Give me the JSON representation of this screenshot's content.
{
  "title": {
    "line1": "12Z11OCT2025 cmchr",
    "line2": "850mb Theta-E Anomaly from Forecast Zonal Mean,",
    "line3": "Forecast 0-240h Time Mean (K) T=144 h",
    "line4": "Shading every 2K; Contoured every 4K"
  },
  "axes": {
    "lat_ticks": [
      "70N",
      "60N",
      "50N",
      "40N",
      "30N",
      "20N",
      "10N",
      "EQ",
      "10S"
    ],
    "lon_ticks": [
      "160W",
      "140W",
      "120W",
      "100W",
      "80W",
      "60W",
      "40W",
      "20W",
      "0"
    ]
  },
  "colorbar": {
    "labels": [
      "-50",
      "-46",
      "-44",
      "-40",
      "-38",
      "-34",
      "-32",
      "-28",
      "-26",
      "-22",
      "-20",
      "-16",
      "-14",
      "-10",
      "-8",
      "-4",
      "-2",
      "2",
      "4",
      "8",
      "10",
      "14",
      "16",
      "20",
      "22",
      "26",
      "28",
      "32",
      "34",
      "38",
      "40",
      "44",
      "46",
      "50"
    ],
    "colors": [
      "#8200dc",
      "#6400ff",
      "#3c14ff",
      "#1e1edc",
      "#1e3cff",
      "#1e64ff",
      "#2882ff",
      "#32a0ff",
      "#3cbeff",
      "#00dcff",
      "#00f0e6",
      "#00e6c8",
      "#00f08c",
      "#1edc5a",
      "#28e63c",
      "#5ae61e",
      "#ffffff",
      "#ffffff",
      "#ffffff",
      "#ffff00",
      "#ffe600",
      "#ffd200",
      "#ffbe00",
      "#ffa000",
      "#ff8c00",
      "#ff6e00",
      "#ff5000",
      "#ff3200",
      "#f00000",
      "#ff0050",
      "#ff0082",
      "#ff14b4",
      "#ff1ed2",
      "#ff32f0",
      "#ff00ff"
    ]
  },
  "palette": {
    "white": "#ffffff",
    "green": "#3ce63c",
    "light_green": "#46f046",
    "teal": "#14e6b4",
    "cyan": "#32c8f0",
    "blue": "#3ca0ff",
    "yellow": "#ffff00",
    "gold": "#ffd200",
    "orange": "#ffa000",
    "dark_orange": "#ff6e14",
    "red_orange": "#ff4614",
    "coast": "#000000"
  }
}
○ ○ ○ ○
* Short task *
Output the whole listing above again, word for word.

* Task result *
Give me the JSON representation of this screenshot's content.
{
  "title": {
    "line1": "12Z11OCT2025 cmchr",
    "line2": "850mb Theta-E Anomaly from Forecast Zonal Mean,",
    "line3": "Forecast 0-240h Time Mean (K) T=144 h",
    "line4": "Shading every 2K; Contoured every 4K"
  },
  "axes": {
    "lat_ticks": [
      "70N",
      "60N",
      "50N",
      "40N",
      "30N",
      "20N",
      "10N",
      "EQ",
      "10S"
    ],
    "lon_ticks": [
      "160W",
      "140W",
      "120W",
      "100W",
      "80W",
      "60W",
      "40W",
      "20W",
      "0"
    ]
  },
  "colorbar": {
    "labels": [
      "-50",
      "-46",
      "-44",
      "-40",
      "-38",
      "-34",
      "-32",
      "-28",
      "-26",
      "-22",
      "-20",
      "-16",
      "-14",
      "-10",
      "-8",
      "-4",
      "-2",
      "2",
      "4",
      "8",
      "10",
      "14",
      "16",
      "20",
      "22",
      "26",
      "28",
      "32",
      "34",
      "38",
      "40",
      "44",
      "46",
      "50"
    ],
    "colors": [
      "#8200dc",
      "#6400ff",
      "#3c14ff",
      "#1e1edc",
      "#1e3cff",
      "#1e64ff",
      "#2882ff",
      "#32a0ff",
      "#3cbeff",
      "#00dcff",
      "#00f0e6",
      "#00e6c8",
      "#00f08c",
      "#1edc5a",
      "#28e63c",
      "#5ae61e",
      "#ffffff",
      "#ffffff",
      "#ffffff",
      "#ffff00",
      "#ffe600",
      "#ffd200",
      "#ffbe00",
      "#ffa000",
      "#ff8c00",
      "#ff6e00",
      "#ff5000",
      "#ff3200",
      "#f00000",
      "#ff0050",
      "#ff0082",
      "#ff14b4",
      "#ff1ed2",
      "#ff32f0",
      "#ff00ff"
    ]
  },
  "palette": {
    "white": "#ffffff",
    "green": "#3ce63c",
    "light_green": "#46f046",
    "teal": "#14e6b4",
    "cyan": "#32c8f0",
    "blue": "#3ca0ff",
    "yellow": "#ffff00",
    "gold": "#ffd200",
    "orange": "#ffa000",
    "dark_orange": "#ff6e14",
    "red_orange": "#ff4614",
    "coast": "#000000"
  }
}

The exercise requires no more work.